All of the data that follows should be retyped exactly, please, except the pictures.

[Extracted records]

□ □ □ □

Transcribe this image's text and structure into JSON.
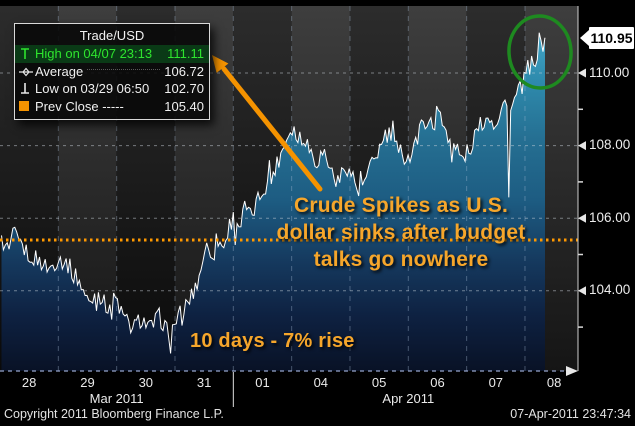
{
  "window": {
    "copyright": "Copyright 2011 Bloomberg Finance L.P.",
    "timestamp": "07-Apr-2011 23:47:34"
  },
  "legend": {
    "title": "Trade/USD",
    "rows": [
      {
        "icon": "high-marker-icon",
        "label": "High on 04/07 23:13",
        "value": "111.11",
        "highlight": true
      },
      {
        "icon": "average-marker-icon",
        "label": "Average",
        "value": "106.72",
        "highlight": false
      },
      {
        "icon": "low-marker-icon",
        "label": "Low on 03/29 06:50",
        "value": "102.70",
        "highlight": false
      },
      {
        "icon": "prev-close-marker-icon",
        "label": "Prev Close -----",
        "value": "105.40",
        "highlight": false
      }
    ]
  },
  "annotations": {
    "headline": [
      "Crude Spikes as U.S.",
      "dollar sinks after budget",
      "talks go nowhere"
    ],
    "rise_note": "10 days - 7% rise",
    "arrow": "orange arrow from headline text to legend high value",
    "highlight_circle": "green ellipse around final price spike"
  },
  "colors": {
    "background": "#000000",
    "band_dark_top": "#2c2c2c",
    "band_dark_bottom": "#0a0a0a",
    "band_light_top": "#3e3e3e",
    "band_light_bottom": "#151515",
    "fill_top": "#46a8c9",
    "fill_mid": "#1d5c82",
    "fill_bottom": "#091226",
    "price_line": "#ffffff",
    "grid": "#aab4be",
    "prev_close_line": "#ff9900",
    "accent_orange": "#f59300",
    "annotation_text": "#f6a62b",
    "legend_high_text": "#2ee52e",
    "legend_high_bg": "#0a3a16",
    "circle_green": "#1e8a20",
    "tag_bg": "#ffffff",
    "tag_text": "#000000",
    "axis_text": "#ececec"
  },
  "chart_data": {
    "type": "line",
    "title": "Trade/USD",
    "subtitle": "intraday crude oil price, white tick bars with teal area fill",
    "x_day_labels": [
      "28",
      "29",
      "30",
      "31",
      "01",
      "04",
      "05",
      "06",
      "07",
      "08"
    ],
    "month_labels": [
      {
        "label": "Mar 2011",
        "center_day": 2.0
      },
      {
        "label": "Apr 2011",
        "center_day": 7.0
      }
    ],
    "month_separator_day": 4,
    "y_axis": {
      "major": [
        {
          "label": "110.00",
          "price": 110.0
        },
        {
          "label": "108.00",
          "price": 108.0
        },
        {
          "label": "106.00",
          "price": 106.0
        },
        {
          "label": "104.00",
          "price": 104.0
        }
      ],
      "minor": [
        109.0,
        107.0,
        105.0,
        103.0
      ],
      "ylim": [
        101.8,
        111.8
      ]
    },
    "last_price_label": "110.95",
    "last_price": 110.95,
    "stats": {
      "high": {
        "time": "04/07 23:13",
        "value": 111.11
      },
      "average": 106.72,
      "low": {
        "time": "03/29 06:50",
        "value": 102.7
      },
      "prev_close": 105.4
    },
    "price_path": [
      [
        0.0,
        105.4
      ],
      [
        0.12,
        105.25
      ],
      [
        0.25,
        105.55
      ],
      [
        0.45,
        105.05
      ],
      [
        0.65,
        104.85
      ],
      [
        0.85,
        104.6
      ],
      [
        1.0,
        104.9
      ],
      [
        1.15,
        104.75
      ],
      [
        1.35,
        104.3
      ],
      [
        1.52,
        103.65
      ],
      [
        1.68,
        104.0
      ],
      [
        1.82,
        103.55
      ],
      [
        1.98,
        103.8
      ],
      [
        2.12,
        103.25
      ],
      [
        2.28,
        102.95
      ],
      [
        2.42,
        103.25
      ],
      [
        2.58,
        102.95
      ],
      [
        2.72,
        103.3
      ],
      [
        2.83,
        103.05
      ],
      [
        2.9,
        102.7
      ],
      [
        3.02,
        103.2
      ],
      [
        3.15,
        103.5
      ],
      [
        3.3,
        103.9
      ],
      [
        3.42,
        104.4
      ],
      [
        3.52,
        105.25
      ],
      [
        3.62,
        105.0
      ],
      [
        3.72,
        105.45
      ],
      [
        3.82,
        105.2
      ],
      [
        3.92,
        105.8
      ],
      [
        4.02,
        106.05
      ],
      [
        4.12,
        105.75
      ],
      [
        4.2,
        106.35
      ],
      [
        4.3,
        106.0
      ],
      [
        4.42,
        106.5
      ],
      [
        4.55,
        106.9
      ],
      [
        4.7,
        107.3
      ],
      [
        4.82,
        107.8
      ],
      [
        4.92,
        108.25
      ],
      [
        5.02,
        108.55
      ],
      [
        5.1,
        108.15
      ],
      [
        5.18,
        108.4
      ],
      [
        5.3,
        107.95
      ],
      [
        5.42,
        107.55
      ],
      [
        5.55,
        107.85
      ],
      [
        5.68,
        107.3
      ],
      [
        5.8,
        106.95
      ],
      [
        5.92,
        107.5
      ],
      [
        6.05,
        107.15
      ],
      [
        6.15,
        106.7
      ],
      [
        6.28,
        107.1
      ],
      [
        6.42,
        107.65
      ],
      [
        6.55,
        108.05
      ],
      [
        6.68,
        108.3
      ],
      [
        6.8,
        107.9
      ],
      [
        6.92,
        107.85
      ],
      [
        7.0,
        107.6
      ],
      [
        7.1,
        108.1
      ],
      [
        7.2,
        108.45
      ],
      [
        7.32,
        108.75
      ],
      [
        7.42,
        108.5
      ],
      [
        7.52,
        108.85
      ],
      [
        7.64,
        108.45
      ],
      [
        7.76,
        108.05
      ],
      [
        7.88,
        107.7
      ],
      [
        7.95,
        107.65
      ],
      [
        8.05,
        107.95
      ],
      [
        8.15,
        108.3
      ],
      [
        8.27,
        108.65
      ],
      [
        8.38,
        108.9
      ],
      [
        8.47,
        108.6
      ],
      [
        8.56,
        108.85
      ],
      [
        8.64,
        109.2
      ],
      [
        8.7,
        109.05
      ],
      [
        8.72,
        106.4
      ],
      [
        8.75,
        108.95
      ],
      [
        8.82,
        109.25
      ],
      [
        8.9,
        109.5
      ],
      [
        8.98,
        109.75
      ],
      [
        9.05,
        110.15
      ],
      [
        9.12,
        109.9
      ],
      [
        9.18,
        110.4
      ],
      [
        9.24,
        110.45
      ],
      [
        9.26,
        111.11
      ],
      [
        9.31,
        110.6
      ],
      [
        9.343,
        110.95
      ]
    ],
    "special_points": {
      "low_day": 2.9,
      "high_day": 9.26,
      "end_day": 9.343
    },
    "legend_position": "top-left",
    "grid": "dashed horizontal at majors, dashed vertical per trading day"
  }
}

□ □ □ □

* Task output
Transcribe this image's text and structure into JSON.
{
  "window": {
    "copyright": "Copyright 2011 Bloomberg Finance L.P.",
    "timestamp": "07-Apr-2011 23:47:34"
  },
  "legend": {
    "title": "Trade/USD",
    "rows": [
      {
        "icon": "high-marker-icon",
        "label": "High on 04/07 23:13",
        "value": "111.11",
        "highlight": true
      },
      {
        "icon": "average-marker-icon",
        "label": "Average",
        "value": "106.72",
        "highlight": false
      },
      {
        "icon": "low-marker-icon",
        "label": "Low on 03/29 06:50",
        "value": "102.70",
        "highlight": false
      },
      {
        "icon": "prev-close-marker-icon",
        "label": "Prev Close -----",
        "value": "105.40",
        "highlight": false
      }
    ]
  },
  "annotations": {
    "headline": [
      "Crude Spikes as U.S.",
      "dollar sinks after budget",
      "talks go nowhere"
    ],
    "rise_note": "10 days - 7% rise",
    "arrow": "orange arrow from headline text to legend high value",
    "highlight_circle": "green ellipse around final price spike"
  },
  "colors": {
    "background": "#000000",
    "band_dark_top": "#2c2c2c",
    "band_dark_bottom": "#0a0a0a",
    "band_light_top": "#3e3e3e",
    "band_light_bottom": "#151515",
    "fill_top": "#46a8c9",
    "fill_mid": "#1d5c82",
    "fill_bottom": "#091226",
    "price_line": "#ffffff",
    "grid": "#aab4be",
    "prev_close_line": "#ff9900",
    "accent_orange": "#f59300",
    "annotation_text": "#f6a62b",
    "legend_high_text": "#2ee52e",
    "legend_high_bg": "#0a3a16",
    "circle_green": "#1e8a20",
    "tag_bg": "#ffffff",
    "tag_text": "#000000",
    "axis_text": "#ececec"
  },
  "chart_data": {
    "type": "line",
    "title": "Trade/USD",
    "subtitle": "intraday crude oil price, white tick bars with teal area fill",
    "x_day_labels": [
      "28",
      "29",
      "30",
      "31",
      "01",
      "04",
      "05",
      "06",
      "07",
      "08"
    ],
    "month_labels": [
      {
        "label": "Mar 2011",
        "center_day": 2.0
      },
      {
        "label": "Apr 2011",
        "center_day": 7.0
      }
    ],
    "month_separator_day": 4,
    "y_axis": {
      "major": [
        {
          "label": "110.00",
          "price": 110.0
        },
        {
          "label": "108.00",
          "price": 108.0
        },
        {
          "label": "106.00",
          "price": 106.0
        },
        {
          "label": "104.00",
          "price": 104.0
        }
      ],
      "minor": [
        109.0,
        107.0,
        105.0,
        103.0
      ],
      "ylim": [
        101.8,
        111.8
      ]
    },
    "last_price_label": "110.95",
    "last_price": 110.95,
    "stats": {
      "high": {
        "time": "04/07 23:13",
        "value": 111.11
      },
      "average": 106.72,
      "low": {
        "time": "03/29 06:50",
        "value": 102.7
      },
      "prev_close": 105.4
    },
    "price_path": [
      [
        0.0,
        105.4
      ],
      [
        0.12,
        105.25
      ],
      [
        0.25,
        105.55
      ],
      [
        0.45,
        105.05
      ],
      [
        0.65,
        104.85
      ],
      [
        0.85,
        104.6
      ],
      [
        1.0,
        104.9
      ],
      [
        1.15,
        104.75
      ],
      [
        1.35,
        104.3
      ],
      [
        1.52,
        103.65
      ],
      [
        1.68,
        104.0
      ],
      [
        1.82,
        103.55
      ],
      [
        1.98,
        103.8
      ],
      [
        2.12,
        103.25
      ],
      [
        2.28,
        102.95
      ],
      [
        2.42,
        103.25
      ],
      [
        2.58,
        102.95
      ],
      [
        2.72,
        103.3
      ],
      [
        2.83,
        103.05
      ],
      [
        2.9,
        102.7
      ],
      [
        3.02,
        103.2
      ],
      [
        3.15,
        103.5
      ],
      [
        3.3,
        103.9
      ],
      [
        3.42,
        104.4
      ],
      [
        3.52,
        105.25
      ],
      [
        3.62,
        105.0
      ],
      [
        3.72,
        105.45
      ],
      [
        3.82,
        105.2
      ],
      [
        3.92,
        105.8
      ],
      [
        4.02,
        106.05
      ],
      [
        4.12,
        105.75
      ],
      [
        4.2,
        106.35
      ],
      [
        4.3,
        106.0
      ],
      [
        4.42,
        106.5
      ],
      [
        4.55,
        106.9
      ],
      [
        4.7,
        107.3
      ],
      [
        4.82,
        107.8
      ],
      [
        4.92,
        108.25
      ],
      [
        5.02,
        108.55
      ],
      [
        5.1,
        108.15
      ],
      [
        5.18,
        108.4
      ],
      [
        5.3,
        107.95
      ],
      [
        5.42,
        107.55
      ],
      [
        5.55,
        107.85
      ],
      [
        5.68,
        107.3
      ],
      [
        5.8,
        106.95
      ],
      [
        5.92,
        107.5
      ],
      [
        6.05,
        107.15
      ],
      [
        6.15,
        106.7
      ],
      [
        6.28,
        107.1
      ],
      [
        6.42,
        107.65
      ],
      [
        6.55,
        108.05
      ],
      [
        6.68,
        108.3
      ],
      [
        6.8,
        107.9
      ],
      [
        6.92,
        107.85
      ],
      [
        7.0,
        107.6
      ],
      [
        7.1,
        108.1
      ],
      [
        7.2,
        108.45
      ],
      [
        7.32,
        108.75
      ],
      [
        7.42,
        108.5
      ],
      [
        7.52,
        108.85
      ],
      [
        7.64,
        108.45
      ],
      [
        7.76,
        108.05
      ],
      [
        7.88,
        107.7
      ],
      [
        7.95,
        107.65
      ],
      [
        8.05,
        107.95
      ],
      [
        8.15,
        108.3
      ],
      [
        8.27,
        108.65
      ],
      [
        8.38,
        108.9
      ],
      [
        8.47,
        108.6
      ],
      [
        8.56,
        108.85
      ],
      [
        8.64,
        109.2
      ],
      [
        8.7,
        109.05
      ],
      [
        8.72,
        106.4
      ],
      [
        8.75,
        108.95
      ],
      [
        8.82,
        109.25
      ],
      [
        8.9,
        109.5
      ],
      [
        8.98,
        109.75
      ],
      [
        9.05,
        110.15
      ],
      [
        9.12,
        109.9
      ],
      [
        9.18,
        110.4
      ],
      [
        9.24,
        110.45
      ],
      [
        9.26,
        111.11
      ],
      [
        9.31,
        110.6
      ],
      [
        9.343,
        110.95
      ]
    ],
    "special_points": {
      "low_day": 2.9,
      "high_day": 9.26,
      "end_day": 9.343
    },
    "legend_position": "top-left",
    "grid": "dashed horizontal at majors, dashed vertical per trading day"
  }
}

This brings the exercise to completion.